-- What the task requires --
Within the records below, find each line that holds the string "this", then copy it.

============================================================

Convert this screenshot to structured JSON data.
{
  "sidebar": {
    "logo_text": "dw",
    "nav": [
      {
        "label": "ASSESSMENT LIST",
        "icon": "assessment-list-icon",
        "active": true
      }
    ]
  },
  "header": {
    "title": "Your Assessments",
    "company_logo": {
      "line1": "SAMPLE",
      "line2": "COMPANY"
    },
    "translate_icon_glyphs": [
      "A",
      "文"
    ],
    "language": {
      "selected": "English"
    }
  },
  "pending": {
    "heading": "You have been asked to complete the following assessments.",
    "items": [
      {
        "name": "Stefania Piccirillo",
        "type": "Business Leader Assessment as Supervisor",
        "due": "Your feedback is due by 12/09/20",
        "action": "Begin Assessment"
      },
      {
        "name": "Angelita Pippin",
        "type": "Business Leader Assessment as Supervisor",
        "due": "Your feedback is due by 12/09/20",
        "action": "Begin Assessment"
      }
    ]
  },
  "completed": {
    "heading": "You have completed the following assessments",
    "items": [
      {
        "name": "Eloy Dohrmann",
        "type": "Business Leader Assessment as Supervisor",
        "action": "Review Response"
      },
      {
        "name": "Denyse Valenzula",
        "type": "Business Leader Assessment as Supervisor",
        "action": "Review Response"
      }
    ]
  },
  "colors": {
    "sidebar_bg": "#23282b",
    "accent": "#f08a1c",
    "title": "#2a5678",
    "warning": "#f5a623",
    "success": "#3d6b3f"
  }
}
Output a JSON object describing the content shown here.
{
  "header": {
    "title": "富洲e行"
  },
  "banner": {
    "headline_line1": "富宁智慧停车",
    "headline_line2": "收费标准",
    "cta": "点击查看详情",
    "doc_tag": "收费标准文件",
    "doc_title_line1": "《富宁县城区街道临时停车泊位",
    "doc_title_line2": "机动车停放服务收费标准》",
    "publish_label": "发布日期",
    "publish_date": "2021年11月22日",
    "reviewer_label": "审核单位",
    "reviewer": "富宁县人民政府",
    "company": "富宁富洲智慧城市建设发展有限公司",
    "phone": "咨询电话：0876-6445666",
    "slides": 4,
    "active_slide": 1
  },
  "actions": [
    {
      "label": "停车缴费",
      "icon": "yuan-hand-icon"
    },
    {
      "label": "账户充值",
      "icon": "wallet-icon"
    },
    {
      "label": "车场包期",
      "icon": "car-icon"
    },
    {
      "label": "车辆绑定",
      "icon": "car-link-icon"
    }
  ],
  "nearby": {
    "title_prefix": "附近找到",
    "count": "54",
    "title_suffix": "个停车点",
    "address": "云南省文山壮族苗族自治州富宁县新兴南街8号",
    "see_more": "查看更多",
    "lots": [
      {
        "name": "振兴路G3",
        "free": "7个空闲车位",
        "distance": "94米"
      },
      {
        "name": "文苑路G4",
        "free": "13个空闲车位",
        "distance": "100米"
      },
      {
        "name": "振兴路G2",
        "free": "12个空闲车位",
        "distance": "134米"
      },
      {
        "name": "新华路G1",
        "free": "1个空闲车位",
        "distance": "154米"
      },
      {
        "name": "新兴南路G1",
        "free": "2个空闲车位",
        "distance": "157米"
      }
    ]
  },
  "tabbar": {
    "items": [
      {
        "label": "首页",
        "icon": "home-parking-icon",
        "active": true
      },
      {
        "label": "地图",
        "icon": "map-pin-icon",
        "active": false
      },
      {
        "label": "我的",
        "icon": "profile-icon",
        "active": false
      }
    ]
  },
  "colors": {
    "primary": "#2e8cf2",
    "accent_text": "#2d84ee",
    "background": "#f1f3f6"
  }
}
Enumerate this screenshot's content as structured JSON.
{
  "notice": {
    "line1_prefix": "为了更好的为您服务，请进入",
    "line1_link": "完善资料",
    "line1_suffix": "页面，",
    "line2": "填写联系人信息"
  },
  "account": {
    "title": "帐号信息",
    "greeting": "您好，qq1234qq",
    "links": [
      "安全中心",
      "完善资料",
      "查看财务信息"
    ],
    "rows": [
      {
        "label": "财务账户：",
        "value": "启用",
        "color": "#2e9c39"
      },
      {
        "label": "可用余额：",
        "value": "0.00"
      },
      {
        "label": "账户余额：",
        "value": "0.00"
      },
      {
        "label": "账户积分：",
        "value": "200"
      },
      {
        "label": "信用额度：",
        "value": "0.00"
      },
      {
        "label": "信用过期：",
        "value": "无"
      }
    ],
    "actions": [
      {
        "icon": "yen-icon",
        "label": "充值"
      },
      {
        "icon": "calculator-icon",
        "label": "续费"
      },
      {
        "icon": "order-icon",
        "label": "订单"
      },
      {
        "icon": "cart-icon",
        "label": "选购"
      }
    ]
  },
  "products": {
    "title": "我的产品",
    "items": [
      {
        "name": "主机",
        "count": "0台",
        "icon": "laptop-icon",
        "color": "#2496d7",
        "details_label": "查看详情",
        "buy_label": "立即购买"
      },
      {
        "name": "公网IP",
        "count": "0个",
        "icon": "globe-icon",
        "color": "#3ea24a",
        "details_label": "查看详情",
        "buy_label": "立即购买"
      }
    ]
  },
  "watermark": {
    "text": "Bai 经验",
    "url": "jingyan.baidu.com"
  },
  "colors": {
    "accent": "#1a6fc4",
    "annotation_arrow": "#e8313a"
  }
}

============================================================

-- Exercise result --
Convert this screenshot to structured JSON data.
Enumerate this screenshot's content as structured JSON.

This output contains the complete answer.